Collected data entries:
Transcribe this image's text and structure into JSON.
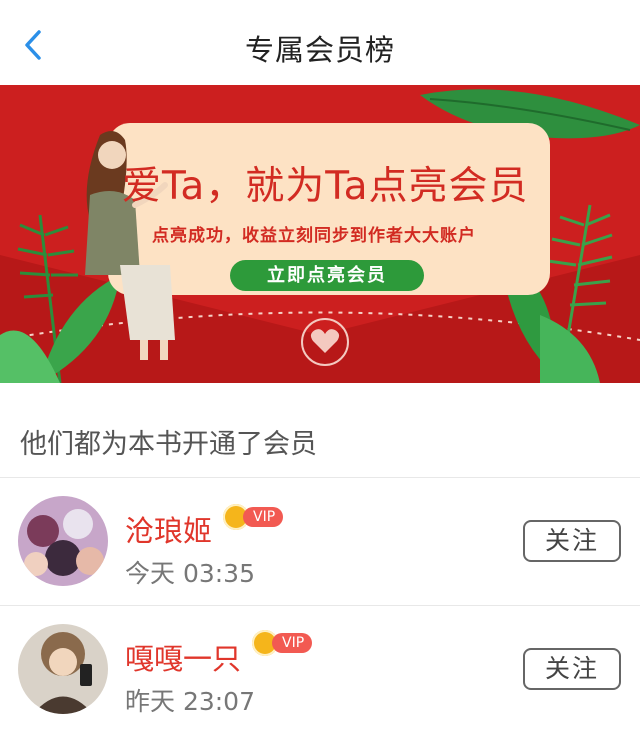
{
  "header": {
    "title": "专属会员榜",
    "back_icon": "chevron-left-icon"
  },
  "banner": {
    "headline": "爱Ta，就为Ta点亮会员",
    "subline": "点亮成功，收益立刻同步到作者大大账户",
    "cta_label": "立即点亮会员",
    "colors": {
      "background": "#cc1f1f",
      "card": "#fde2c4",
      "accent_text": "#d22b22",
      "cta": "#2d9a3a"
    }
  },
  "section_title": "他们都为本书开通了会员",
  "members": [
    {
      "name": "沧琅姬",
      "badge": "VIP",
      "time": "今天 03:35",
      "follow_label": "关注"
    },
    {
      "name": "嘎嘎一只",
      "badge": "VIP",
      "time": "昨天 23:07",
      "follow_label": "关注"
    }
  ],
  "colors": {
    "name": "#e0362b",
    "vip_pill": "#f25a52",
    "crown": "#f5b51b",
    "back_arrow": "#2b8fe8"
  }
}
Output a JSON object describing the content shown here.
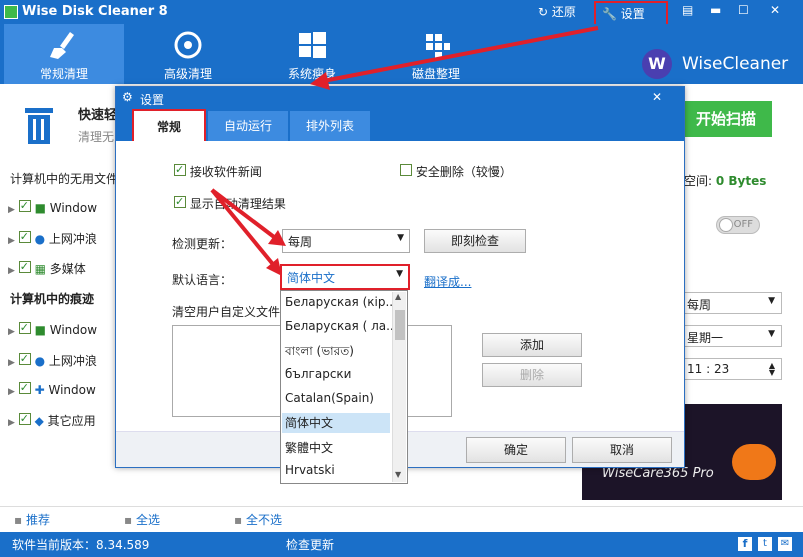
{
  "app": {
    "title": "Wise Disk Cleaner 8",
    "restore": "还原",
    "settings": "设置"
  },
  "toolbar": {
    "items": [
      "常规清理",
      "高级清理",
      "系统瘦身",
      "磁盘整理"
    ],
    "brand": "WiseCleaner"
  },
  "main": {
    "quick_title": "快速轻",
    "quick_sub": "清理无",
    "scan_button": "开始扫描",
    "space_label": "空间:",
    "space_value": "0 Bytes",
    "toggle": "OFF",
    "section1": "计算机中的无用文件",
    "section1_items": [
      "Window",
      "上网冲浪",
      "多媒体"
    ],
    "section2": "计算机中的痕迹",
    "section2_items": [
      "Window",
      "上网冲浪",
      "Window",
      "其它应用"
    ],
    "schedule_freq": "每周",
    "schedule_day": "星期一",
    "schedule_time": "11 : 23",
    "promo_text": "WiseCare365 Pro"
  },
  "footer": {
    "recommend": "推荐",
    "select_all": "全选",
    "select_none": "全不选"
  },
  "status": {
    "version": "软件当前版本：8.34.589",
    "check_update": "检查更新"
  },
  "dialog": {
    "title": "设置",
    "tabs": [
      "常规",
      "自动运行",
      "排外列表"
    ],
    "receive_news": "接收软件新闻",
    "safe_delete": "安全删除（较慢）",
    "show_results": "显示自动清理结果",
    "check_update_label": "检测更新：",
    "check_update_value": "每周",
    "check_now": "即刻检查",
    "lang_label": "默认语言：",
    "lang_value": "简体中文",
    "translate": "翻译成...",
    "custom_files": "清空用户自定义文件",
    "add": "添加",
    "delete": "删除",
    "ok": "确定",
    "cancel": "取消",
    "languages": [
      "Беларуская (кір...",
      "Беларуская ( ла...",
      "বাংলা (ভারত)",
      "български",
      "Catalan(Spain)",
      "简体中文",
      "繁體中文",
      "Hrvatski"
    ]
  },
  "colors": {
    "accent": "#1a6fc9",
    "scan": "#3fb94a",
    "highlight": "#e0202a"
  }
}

**What the task requires:**
Exact duplication of all the records is required; pictures are omitted from the copy.

**Result:**
Transcribe this image's text and structure into JSON.
{
  "header": {
    "title": "专属会员榜",
    "back_icon": "chevron-left-icon"
  },
  "banner": {
    "headline": "爱Ta，就为Ta点亮会员",
    "subline": "点亮成功，收益立刻同步到作者大大账户",
    "cta_label": "立即点亮会员",
    "colors": {
      "background": "#cc1f1f",
      "card": "#fde2c4",
      "accent_text": "#d22b22",
      "cta": "#2d9a3a"
    }
  },
  "section_title": "他们都为本书开通了会员",
  "members": [
    {
      "name": "沧琅姬",
      "badge": "VIP",
      "time": "今天 03:35",
      "follow_label": "关注"
    },
    {
      "name": "嘎嘎一只",
      "badge": "VIP",
      "time": "昨天 23:07",
      "follow_label": "关注"
    }
  ],
  "colors": {
    "name": "#e0362b",
    "vip_pill": "#f25a52",
    "crown": "#f5b51b",
    "back_arrow": "#2b8fe8"
  }
}
Output a JSON object describing the content shown here.
{
  "app": {
    "title": "Wise Disk Cleaner 8",
    "restore": "还原",
    "settings": "设置"
  },
  "toolbar": {
    "items": [
      "常规清理",
      "高级清理",
      "系统瘦身",
      "磁盘整理"
    ],
    "brand": "WiseCleaner"
  },
  "main": {
    "quick_title": "快速轻",
    "quick_sub": "清理无",
    "scan_button": "开始扫描",
    "space_label": "空间:",
    "space_value": "0 Bytes",
    "toggle": "OFF",
    "section1": "计算机中的无用文件",
    "section1_items": [
      "Window",
      "上网冲浪",
      "多媒体"
    ],
    "section2": "计算机中的痕迹",
    "section2_items": [
      "Window",
      "上网冲浪",
      "Window",
      "其它应用"
    ],
    "schedule_freq": "每周",
    "schedule_day": "星期一",
    "schedule_time": "11 : 23",
    "promo_text": "WiseCare365 Pro"
  },
  "footer": {
    "recommend": "推荐",
    "select_all": "全选",
    "select_none": "全不选"
  },
  "status": {
    "version": "软件当前版本：8.34.589",
    "check_update": "检查更新"
  },
  "dialog": {
    "title": "设置",
    "tabs": [
      "常规",
      "自动运行",
      "排外列表"
    ],
    "receive_news": "接收软件新闻",
    "safe_delete": "安全删除（较慢）",
    "show_results": "显示自动清理结果",
    "check_update_label": "检测更新：",
    "check_update_value": "每周",
    "check_now": "即刻检查",
    "lang_label": "默认语言：",
    "lang_value": "简体中文",
    "translate": "翻译成...",
    "custom_files": "清空用户自定义文件",
    "add": "添加",
    "delete": "删除",
    "ok": "确定",
    "cancel": "取消",
    "languages": [
      "Беларуская (кір...",
      "Беларуская ( ла...",
      "বাংলা (ভারত)",
      "български",
      "Catalan(Spain)",
      "简体中文",
      "繁體中文",
      "Hrvatski"
    ]
  },
  "colors": {
    "accent": "#1a6fc9",
    "scan": "#3fb94a",
    "highlight": "#e0202a"
  }
}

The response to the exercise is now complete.